• What the exercise asks
The entries below are to be written out again without alteration.

**** Input

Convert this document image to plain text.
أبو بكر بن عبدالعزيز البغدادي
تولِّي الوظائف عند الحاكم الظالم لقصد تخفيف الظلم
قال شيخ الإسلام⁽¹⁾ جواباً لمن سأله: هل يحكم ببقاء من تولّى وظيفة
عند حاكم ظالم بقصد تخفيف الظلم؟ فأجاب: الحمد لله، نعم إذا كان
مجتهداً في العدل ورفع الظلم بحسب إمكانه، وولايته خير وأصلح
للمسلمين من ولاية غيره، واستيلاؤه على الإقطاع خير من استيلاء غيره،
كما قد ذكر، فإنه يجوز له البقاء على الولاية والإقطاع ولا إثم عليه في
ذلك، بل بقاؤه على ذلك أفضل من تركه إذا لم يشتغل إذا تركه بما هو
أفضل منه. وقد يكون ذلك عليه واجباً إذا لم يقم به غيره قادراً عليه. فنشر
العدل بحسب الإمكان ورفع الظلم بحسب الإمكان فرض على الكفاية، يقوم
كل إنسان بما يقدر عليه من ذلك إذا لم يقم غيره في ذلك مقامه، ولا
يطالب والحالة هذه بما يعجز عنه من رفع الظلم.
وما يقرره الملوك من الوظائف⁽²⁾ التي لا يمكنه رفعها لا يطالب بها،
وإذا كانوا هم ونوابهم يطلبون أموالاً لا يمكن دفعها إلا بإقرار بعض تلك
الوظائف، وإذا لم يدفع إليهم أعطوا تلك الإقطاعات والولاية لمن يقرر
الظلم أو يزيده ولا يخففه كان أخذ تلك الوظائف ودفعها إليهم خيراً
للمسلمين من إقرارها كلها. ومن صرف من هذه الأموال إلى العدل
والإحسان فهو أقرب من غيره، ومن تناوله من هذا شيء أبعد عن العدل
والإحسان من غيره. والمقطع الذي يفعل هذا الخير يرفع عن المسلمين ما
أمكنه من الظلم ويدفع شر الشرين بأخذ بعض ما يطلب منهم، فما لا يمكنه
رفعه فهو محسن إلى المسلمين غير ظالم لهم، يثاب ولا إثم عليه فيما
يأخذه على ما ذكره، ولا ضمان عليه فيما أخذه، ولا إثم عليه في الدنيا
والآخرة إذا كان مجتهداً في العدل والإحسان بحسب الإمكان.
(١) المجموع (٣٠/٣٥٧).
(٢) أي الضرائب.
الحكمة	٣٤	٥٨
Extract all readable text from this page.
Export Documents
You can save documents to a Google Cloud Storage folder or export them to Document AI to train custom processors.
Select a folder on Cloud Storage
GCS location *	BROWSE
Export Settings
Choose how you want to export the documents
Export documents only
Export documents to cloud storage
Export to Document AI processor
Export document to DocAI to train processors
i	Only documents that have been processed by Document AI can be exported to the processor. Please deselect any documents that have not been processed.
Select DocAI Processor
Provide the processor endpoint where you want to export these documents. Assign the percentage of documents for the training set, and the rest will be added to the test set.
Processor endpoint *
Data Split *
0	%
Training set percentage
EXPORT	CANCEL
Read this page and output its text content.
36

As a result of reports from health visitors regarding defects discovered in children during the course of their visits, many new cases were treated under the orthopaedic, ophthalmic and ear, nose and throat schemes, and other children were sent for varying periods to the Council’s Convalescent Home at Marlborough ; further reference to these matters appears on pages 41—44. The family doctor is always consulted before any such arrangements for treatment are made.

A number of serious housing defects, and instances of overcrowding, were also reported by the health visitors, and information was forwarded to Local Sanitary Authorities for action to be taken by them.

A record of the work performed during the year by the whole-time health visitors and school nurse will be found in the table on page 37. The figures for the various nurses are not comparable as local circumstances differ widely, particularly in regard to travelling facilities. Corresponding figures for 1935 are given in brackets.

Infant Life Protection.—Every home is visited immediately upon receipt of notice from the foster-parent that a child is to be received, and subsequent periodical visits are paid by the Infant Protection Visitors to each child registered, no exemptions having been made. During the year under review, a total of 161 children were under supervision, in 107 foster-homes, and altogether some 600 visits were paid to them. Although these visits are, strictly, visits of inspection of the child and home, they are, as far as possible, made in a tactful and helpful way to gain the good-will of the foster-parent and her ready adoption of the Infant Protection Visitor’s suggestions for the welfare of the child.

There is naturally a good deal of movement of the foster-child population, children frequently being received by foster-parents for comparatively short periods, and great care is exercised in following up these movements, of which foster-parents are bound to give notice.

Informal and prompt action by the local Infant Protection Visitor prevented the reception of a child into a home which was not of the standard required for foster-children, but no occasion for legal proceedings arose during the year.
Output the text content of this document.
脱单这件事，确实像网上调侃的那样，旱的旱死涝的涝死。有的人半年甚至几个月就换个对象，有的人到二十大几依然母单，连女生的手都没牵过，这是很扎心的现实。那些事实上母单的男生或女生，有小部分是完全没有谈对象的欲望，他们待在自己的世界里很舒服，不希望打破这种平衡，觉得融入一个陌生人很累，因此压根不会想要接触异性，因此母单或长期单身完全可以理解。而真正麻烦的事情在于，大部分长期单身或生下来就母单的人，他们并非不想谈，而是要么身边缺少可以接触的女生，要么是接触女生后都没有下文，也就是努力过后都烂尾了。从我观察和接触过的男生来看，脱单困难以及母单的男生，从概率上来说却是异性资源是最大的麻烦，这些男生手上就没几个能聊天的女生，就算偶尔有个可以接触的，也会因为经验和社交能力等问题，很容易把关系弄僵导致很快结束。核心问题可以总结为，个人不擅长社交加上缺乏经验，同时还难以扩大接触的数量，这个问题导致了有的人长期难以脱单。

********

• Answer
Convert this document image to plain text.
أبو بكر بن عبدالعزيز البغدادي
تولِّي الوظائف عند الحاكم الظالم لقصد تخفيف الظلم
قال شيخ الإسلام⁽¹⁾ جواباً لمن سأله: هل يحكم ببقاء من تولّى وظيفة
عند حاكم ظالم بقصد تخفيف الظلم؟ فأجاب: الحمد لله، نعم إذا كان
مجتهداً في العدل ورفع الظلم بحسب إمكانه، وولايته خير وأصلح
للمسلمين من ولاية غيره، واستيلاؤه على الإقطاع خير من استيلاء غيره،
كما قد ذكر، فإنه يجوز له البقاء على الولاية والإقطاع ولا إثم عليه في
ذلك، بل بقاؤه على ذلك أفضل من تركه إذا لم يشتغل إذا تركه بما هو
أفضل منه. وقد يكون ذلك عليه واجباً إذا لم يقم به غيره قادراً عليه. فنشر
العدل بحسب الإمكان ورفع الظلم بحسب الإمكان فرض على الكفاية، يقوم
كل إنسان بما يقدر عليه من ذلك إذا لم يقم غيره في ذلك مقامه، ولا
يطالب والحالة هذه بما يعجز عنه من رفع الظلم.
وما يقرره الملوك من الوظائف⁽²⁾ التي لا يمكنه رفعها لا يطالب بها،
وإذا كانوا هم ونوابهم يطلبون أموالاً لا يمكن دفعها إلا بإقرار بعض تلك
الوظائف، وإذا لم يدفع إليهم أعطوا تلك الإقطاعات والولاية لمن يقرر
الظلم أو يزيده ولا يخففه كان أخذ تلك الوظائف ودفعها إليهم خيراً
للمسلمين من إقرارها كلها. ومن صرف من هذه الأموال إلى العدل
والإحسان فهو أقرب من غيره، ومن تناوله من هذا شيء أبعد عن العدل
والإحسان من غيره. والمقطع الذي يفعل هذا الخير يرفع عن المسلمين ما
أمكنه من الظلم ويدفع شر الشرين بأخذ بعض ما يطلب منهم، فما لا يمكنه
رفعه فهو محسن إلى المسلمين غير ظالم لهم، يثاب ولا إثم عليه فيما
يأخذه على ما ذكره، ولا ضمان عليه فيما أخذه، ولا إثم عليه في الدنيا
والآخرة إذا كان مجتهداً في العدل والإحسان بحسب الإمكان.
(١) المجموع (٣٠/٣٥٧).
(٢) أي الضرائب.
الحكمة	٣٤	٥٨
Extract all readable text from this page.
Export Documents
You can save documents to a Google Cloud Storage folder or export them to Document AI to train custom processors.
Select a folder on Cloud Storage
GCS location *	BROWSE
Export Settings
Choose how you want to export the documents
Export documents only
Export documents to cloud storage
Export to Document AI processor
Export document to DocAI to train processors
i	Only documents that have been processed by Document AI can be exported to the processor. Please deselect any documents that have not been processed.
Select DocAI Processor
Provide the processor endpoint where you want to export these documents. Assign the percentage of documents for the training set, and the rest will be added to the test set.
Processor endpoint *
Data Split *
0	%
Training set percentage
EXPORT	CANCEL
Read this page and output its text content.
36

As a result of reports from health visitors regarding defects discovered in children during the course of their visits, many new cases were treated under the orthopaedic, ophthalmic and ear, nose and throat schemes, and other children were sent for varying periods to the Council’s Convalescent Home at Marlborough ; further reference to these matters appears on pages 41—44. The family doctor is always consulted before any such arrangements for treatment are made.

A number of serious housing defects, and instances of overcrowding, were also reported by the health visitors, and information was forwarded to Local Sanitary Authorities for action to be taken by them.

A record of the work performed during the year by the whole-time health visitors and school nurse will be found in the table on page 37. The figures for the various nurses are not comparable as local circumstances differ widely, particularly in regard to travelling facilities. Corresponding figures for 1935 are given in brackets.

Infant Life Protection.—Every home is visited immediately upon receipt of notice from the foster-parent that a child is to be received, and subsequent periodical visits are paid by the Infant Protection Visitors to each child registered, no exemptions having been made. During the year under review, a total of 161 children were under supervision, in 107 foster-homes, and altogether some 600 visits were paid to them. Although these visits are, strictly, visits of inspection of the child and home, they are, as far as possible, made in a tactful and helpful way to gain the good-will of the foster-parent and her ready adoption of the Infant Protection Visitor’s suggestions for the welfare of the child.

There is naturally a good deal of movement of the foster-child population, children frequently being received by foster-parents for comparatively short periods, and great care is exercised in following up these movements, of which foster-parents are bound to give notice.

Informal and prompt action by the local Infant Protection Visitor prevented the reception of a child into a home which was not of the standard required for foster-children, but no occasion for legal proceedings arose during the year.
Output the text content of this document.
脱单这件事，确实像网上调侃的那样，旱的旱死涝的涝死。有的人半年甚至几个月就换个对象，有的人到二十大几依然母单，连女生的手都没牵过，这是很扎心的现实。那些事实上母单的男生或女生，有小部分是完全没有谈对象的欲望，他们待在自己的世界里很舒服，不希望打破这种平衡，觉得融入一个陌生人很累，因此压根不会想要接触异性，因此母单或长期单身完全可以理解。而真正麻烦的事情在于，大部分长期单身或生下来就母单的人，他们并非不想谈，而是要么身边缺少可以接触的女生，要么是接触女生后都没有下文，也就是努力过后都烂尾了。从我观察和接触过的男生来看，脱单困难以及母单的男生，从概率上来说却是异性资源是最大的麻烦，这些男生手上就没几个能聊天的女生，就算偶尔有个可以接触的，也会因为经验和社交能力等问题，很容易把关系弄僵导致很快结束。核心问题可以总结为，个人不擅长社交加上缺乏经验，同时还难以扩大接触的数量，这个问题导致了有的人长期难以脱单。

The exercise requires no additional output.